— begin Data supplied —

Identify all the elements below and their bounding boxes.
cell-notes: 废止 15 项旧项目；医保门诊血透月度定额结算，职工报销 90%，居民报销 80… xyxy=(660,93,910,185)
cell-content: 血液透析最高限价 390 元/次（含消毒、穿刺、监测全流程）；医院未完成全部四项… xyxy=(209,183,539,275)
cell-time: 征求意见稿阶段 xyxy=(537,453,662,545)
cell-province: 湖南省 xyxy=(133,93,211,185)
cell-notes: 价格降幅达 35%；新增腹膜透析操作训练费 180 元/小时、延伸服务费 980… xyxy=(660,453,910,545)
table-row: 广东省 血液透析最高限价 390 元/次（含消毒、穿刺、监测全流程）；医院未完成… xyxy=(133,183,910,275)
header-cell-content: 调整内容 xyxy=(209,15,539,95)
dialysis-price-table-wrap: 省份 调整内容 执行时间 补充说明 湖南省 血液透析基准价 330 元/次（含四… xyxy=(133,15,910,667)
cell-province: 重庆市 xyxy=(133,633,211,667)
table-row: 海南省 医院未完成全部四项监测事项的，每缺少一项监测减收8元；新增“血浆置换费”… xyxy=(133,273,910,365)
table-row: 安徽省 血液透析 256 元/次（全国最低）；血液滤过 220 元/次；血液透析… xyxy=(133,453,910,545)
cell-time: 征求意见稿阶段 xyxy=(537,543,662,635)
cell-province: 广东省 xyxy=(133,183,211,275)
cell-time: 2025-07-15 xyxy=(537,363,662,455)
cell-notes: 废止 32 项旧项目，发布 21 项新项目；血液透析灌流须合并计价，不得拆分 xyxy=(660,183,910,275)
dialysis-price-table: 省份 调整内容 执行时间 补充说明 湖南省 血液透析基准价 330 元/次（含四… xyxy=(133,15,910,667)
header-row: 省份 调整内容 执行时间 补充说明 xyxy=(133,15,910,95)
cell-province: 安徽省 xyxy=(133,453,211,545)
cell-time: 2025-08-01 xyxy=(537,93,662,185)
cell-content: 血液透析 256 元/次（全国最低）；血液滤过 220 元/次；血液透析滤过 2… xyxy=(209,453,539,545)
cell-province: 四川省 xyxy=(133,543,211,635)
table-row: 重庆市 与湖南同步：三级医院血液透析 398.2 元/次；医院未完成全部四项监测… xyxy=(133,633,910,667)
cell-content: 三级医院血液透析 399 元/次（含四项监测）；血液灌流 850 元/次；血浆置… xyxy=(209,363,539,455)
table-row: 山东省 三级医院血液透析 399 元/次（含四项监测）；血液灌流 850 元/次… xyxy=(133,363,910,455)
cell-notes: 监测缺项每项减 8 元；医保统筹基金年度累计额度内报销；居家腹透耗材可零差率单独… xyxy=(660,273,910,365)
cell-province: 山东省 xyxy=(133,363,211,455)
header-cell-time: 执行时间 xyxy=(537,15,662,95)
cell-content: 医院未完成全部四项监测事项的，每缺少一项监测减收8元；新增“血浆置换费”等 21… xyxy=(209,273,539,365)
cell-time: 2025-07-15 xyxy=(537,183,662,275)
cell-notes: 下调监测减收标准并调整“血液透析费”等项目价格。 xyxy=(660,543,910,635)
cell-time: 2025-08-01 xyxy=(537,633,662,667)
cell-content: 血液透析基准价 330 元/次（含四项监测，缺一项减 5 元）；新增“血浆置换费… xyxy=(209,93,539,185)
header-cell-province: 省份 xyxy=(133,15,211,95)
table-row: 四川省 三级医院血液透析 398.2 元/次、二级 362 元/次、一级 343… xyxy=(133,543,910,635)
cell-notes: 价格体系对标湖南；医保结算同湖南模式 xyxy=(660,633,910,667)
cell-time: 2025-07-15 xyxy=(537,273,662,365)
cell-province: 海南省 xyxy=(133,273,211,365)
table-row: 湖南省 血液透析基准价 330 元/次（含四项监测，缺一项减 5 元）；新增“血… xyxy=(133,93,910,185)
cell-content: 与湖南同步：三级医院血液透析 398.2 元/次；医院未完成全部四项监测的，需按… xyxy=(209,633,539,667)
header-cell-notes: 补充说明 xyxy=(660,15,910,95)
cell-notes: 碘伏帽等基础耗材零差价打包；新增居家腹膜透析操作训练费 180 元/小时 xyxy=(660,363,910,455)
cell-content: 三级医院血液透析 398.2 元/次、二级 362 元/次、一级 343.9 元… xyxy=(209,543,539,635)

— end Data supplied —

▸ What the exercise asks:
Pull out each line in the entries above that contains the string "三级医院血液透析". Letter case must match.

▸ Task output:
table-row: 重庆市 与湖南同步：三级医院血液透析 398.2 元/次；医院未完成全部四项监测… xyxy=(133,633,910,667)
cell-content: 三级医院血液透析 399 元/次（含四项监测）；血液灌流 850 元/次；血浆置… xyxy=(209,363,539,455)
table-row: 山东省 三级医院血液透析 399 元/次（含四项监测）；血液灌流 850 元/次… xyxy=(133,363,910,455)
table-row: 四川省 三级医院血液透析 398.2 元/次、二级 362 元/次、一级 343… xyxy=(133,543,910,635)
cell-content: 与湖南同步：三级医院血液透析 398.2 元/次；医院未完成全部四项监测的，需按… xyxy=(209,633,539,667)
cell-content: 三级医院血液透析 398.2 元/次、二级 362 元/次、一级 343.9 元… xyxy=(209,543,539,635)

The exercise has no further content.